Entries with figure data
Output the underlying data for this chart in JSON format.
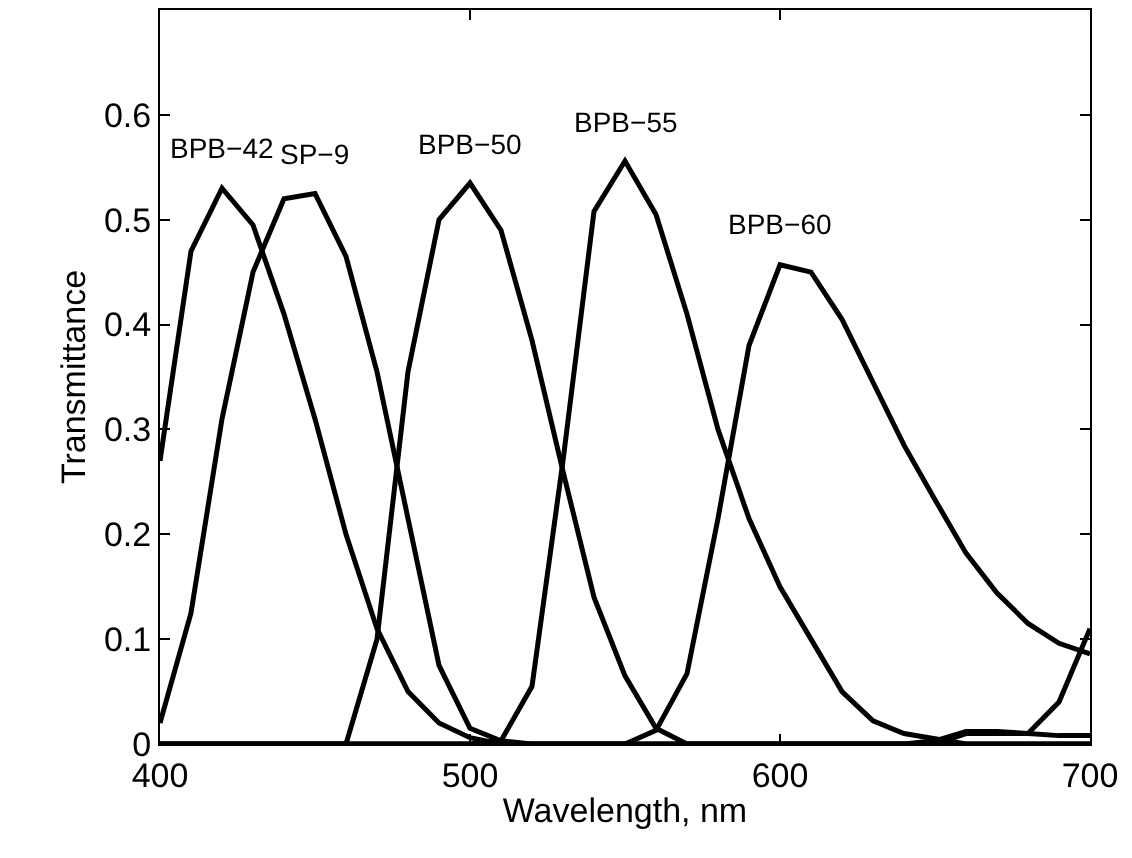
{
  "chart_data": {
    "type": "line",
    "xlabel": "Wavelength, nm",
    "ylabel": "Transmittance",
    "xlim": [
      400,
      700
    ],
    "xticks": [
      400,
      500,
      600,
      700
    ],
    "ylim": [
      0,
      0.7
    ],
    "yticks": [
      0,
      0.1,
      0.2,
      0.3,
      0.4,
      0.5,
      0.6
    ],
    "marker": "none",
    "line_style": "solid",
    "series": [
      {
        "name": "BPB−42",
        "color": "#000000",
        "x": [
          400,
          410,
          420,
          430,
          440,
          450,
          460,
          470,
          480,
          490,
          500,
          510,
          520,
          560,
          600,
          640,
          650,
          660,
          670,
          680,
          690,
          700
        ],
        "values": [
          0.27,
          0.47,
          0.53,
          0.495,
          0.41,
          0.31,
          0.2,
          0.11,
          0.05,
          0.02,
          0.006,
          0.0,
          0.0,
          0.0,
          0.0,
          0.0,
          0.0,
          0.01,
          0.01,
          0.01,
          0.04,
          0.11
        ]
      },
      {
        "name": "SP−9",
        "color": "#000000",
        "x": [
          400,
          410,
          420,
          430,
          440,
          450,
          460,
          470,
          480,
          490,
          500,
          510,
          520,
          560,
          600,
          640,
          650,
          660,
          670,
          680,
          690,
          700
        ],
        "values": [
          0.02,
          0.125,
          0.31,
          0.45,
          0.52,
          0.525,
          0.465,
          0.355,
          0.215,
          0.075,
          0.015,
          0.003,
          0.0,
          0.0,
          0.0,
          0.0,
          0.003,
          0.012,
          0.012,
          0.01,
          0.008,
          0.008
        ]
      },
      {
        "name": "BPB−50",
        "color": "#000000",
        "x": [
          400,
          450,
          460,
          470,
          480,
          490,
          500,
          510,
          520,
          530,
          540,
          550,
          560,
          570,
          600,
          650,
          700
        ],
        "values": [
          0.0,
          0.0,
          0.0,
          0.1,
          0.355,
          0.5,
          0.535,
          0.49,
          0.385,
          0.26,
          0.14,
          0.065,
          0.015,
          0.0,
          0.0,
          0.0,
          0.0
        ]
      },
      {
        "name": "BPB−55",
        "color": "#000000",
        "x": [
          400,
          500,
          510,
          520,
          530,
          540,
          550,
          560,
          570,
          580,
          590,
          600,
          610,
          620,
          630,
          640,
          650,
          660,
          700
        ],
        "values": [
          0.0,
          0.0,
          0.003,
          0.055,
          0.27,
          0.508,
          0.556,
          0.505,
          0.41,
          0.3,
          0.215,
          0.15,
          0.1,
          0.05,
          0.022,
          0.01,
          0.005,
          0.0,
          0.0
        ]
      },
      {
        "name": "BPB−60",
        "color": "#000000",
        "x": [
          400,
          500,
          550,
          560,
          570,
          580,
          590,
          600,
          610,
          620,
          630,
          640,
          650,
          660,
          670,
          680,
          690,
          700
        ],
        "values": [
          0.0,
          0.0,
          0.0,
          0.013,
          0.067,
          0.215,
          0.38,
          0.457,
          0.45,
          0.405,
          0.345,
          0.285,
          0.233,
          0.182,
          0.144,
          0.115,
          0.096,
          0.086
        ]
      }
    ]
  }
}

- [What is asked]: Please transcribe the material above exactly as written. Leave the pictures out.

- [In response]:
Output the underlying data for this chart in JSON format.
{
  "chart_data": {
    "type": "line",
    "xlabel": "Wavelength, nm",
    "ylabel": "Transmittance",
    "xlim": [
      400,
      700
    ],
    "xticks": [
      400,
      500,
      600,
      700
    ],
    "ylim": [
      0,
      0.7
    ],
    "yticks": [
      0,
      0.1,
      0.2,
      0.3,
      0.4,
      0.5,
      0.6
    ],
    "marker": "none",
    "line_style": "solid",
    "series": [
      {
        "name": "BPB−42",
        "color": "#000000",
        "x": [
          400,
          410,
          420,
          430,
          440,
          450,
          460,
          470,
          480,
          490,
          500,
          510,
          520,
          560,
          600,
          640,
          650,
          660,
          670,
          680,
          690,
          700
        ],
        "values": [
          0.27,
          0.47,
          0.53,
          0.495,
          0.41,
          0.31,
          0.2,
          0.11,
          0.05,
          0.02,
          0.006,
          0.0,
          0.0,
          0.0,
          0.0,
          0.0,
          0.0,
          0.01,
          0.01,
          0.01,
          0.04,
          0.11
        ]
      },
      {
        "name": "SP−9",
        "color": "#000000",
        "x": [
          400,
          410,
          420,
          430,
          440,
          450,
          460,
          470,
          480,
          490,
          500,
          510,
          520,
          560,
          600,
          640,
          650,
          660,
          670,
          680,
          690,
          700
        ],
        "values": [
          0.02,
          0.125,
          0.31,
          0.45,
          0.52,
          0.525,
          0.465,
          0.355,
          0.215,
          0.075,
          0.015,
          0.003,
          0.0,
          0.0,
          0.0,
          0.0,
          0.003,
          0.012,
          0.012,
          0.01,
          0.008,
          0.008
        ]
      },
      {
        "name": "BPB−50",
        "color": "#000000",
        "x": [
          400,
          450,
          460,
          470,
          480,
          490,
          500,
          510,
          520,
          530,
          540,
          550,
          560,
          570,
          600,
          650,
          700
        ],
        "values": [
          0.0,
          0.0,
          0.0,
          0.1,
          0.355,
          0.5,
          0.535,
          0.49,
          0.385,
          0.26,
          0.14,
          0.065,
          0.015,
          0.0,
          0.0,
          0.0,
          0.0
        ]
      },
      {
        "name": "BPB−55",
        "color": "#000000",
        "x": [
          400,
          500,
          510,
          520,
          530,
          540,
          550,
          560,
          570,
          580,
          590,
          600,
          610,
          620,
          630,
          640,
          650,
          660,
          700
        ],
        "values": [
          0.0,
          0.0,
          0.003,
          0.055,
          0.27,
          0.508,
          0.556,
          0.505,
          0.41,
          0.3,
          0.215,
          0.15,
          0.1,
          0.05,
          0.022,
          0.01,
          0.005,
          0.0,
          0.0
        ]
      },
      {
        "name": "BPB−60",
        "color": "#000000",
        "x": [
          400,
          500,
          550,
          560,
          570,
          580,
          590,
          600,
          610,
          620,
          630,
          640,
          650,
          660,
          670,
          680,
          690,
          700
        ],
        "values": [
          0.0,
          0.0,
          0.0,
          0.013,
          0.067,
          0.215,
          0.38,
          0.457,
          0.45,
          0.405,
          0.345,
          0.285,
          0.233,
          0.182,
          0.144,
          0.115,
          0.096,
          0.086
        ]
      }
    ]
  }
}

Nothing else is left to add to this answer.